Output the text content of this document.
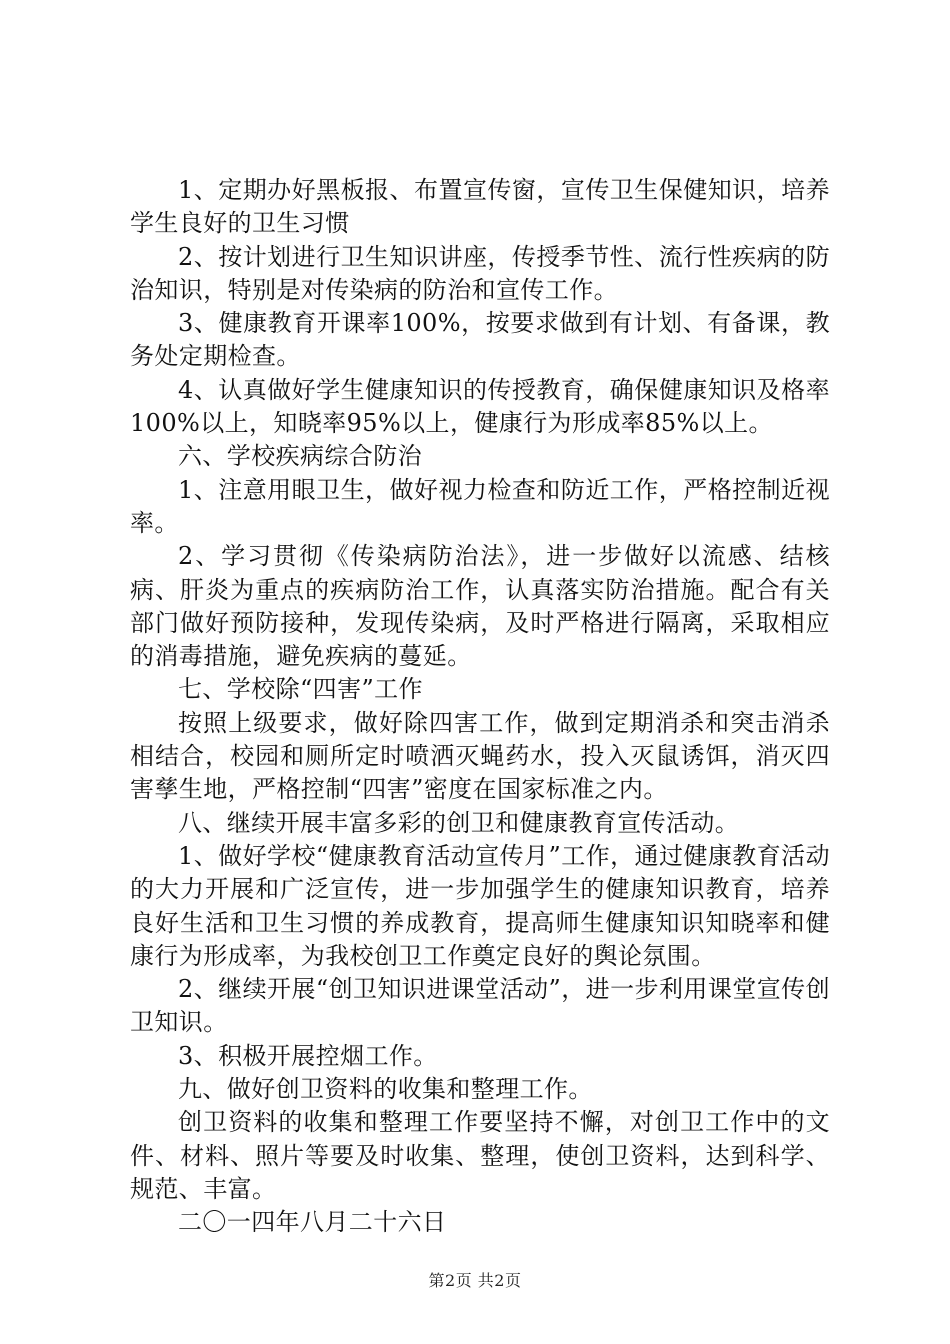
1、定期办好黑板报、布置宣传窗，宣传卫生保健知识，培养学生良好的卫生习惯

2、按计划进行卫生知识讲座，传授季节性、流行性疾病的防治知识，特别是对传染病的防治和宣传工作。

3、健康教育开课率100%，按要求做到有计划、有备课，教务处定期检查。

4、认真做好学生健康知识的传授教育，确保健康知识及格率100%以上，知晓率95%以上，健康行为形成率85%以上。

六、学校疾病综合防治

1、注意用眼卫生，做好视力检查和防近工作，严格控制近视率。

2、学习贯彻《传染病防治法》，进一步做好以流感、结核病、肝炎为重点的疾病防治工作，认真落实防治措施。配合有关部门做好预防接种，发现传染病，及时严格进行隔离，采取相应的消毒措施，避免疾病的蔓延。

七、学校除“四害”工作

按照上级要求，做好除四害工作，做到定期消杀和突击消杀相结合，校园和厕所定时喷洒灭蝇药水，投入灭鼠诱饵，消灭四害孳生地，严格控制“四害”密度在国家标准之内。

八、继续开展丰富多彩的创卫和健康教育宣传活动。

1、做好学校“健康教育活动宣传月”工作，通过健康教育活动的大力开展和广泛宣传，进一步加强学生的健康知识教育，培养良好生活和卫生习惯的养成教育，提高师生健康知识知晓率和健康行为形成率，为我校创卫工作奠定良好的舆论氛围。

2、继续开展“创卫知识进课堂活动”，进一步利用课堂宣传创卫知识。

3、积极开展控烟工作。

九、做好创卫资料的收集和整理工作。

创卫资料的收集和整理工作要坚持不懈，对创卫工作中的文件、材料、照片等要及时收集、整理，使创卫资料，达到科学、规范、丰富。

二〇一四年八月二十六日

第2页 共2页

...

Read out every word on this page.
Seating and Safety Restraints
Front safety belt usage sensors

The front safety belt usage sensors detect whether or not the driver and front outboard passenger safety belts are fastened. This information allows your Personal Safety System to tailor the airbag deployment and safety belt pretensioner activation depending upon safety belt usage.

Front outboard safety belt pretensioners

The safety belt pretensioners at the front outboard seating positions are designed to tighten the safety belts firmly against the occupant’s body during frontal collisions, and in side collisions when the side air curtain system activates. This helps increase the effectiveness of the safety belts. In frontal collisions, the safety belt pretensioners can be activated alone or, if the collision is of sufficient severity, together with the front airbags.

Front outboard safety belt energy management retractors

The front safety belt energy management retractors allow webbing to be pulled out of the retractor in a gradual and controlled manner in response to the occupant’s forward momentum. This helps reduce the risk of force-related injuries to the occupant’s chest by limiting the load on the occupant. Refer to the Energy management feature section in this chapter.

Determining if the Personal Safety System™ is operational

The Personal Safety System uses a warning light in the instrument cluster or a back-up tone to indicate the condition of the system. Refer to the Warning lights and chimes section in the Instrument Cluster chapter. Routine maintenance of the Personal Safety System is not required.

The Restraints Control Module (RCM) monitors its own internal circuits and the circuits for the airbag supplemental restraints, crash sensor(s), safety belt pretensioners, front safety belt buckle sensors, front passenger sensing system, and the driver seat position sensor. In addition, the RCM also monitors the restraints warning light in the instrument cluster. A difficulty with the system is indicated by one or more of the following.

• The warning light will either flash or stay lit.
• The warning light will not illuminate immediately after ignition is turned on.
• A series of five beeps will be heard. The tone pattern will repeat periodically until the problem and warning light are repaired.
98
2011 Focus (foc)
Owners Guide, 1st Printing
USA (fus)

--

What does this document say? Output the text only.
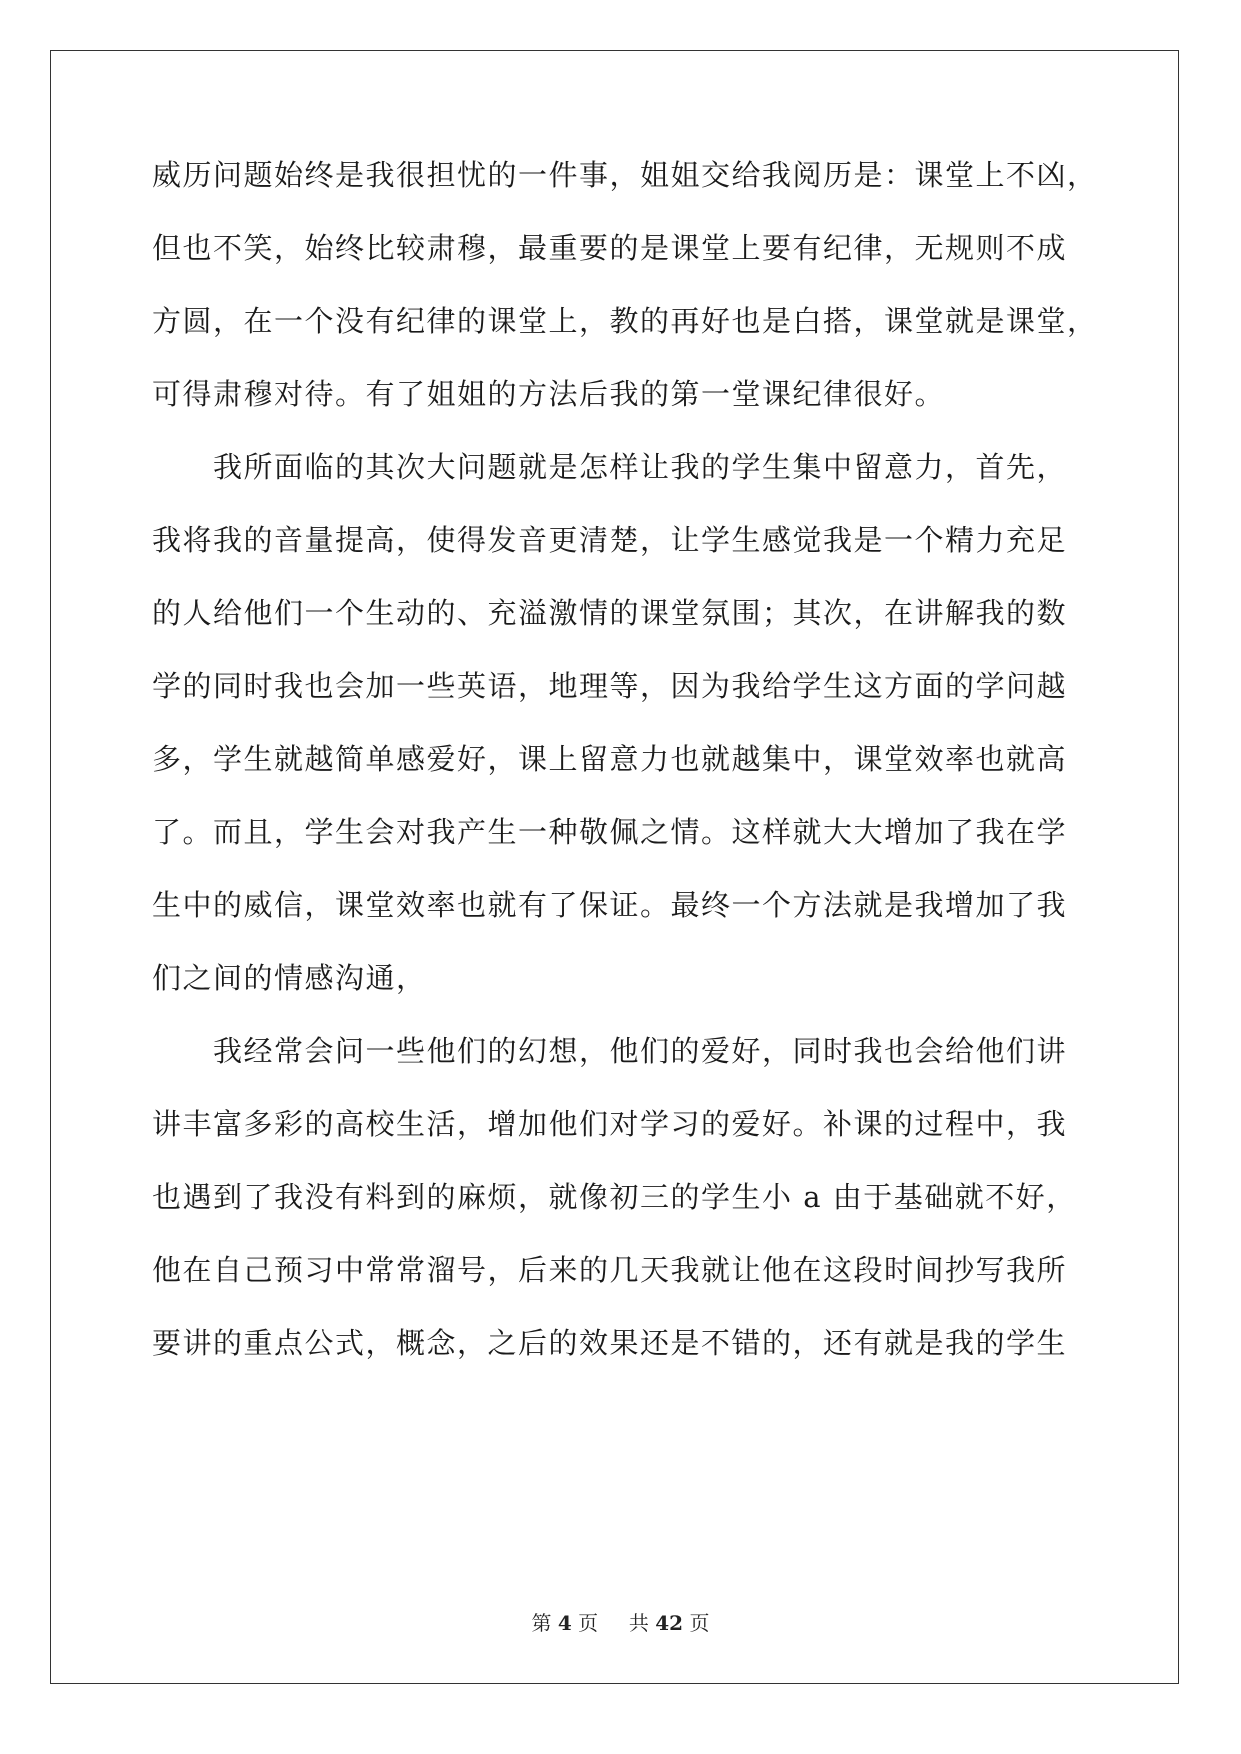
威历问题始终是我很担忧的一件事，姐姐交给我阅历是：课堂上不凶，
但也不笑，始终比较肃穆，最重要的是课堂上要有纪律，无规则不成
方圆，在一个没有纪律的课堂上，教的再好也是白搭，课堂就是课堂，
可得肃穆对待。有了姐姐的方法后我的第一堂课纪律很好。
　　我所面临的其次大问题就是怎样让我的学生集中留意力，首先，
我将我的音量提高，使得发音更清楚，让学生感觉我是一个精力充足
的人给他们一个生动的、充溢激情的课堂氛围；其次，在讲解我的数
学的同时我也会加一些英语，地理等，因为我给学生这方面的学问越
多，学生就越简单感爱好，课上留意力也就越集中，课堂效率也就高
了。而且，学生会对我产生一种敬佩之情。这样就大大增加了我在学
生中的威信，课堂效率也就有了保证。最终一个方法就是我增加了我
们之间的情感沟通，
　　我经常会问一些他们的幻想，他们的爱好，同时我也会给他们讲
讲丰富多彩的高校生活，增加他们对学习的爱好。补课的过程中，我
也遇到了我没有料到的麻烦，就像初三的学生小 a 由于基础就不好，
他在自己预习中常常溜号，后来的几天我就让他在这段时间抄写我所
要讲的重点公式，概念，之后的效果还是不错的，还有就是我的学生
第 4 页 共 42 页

### Short problem:
Your task is to gather all lines from the entries above that hold the word "management".

### Exercise output:
Front outboard safety belt energy management retractors
The front safety belt energy management retractors allow webbing to be pulled out of the retractor in a gradual and controlled manner in response to the occupant’s forward momentum. This helps reduce the risk of force-related injuries to the occupant’s chest by limiting the load on the occupant. Refer to the Energy management feature section in this chapter.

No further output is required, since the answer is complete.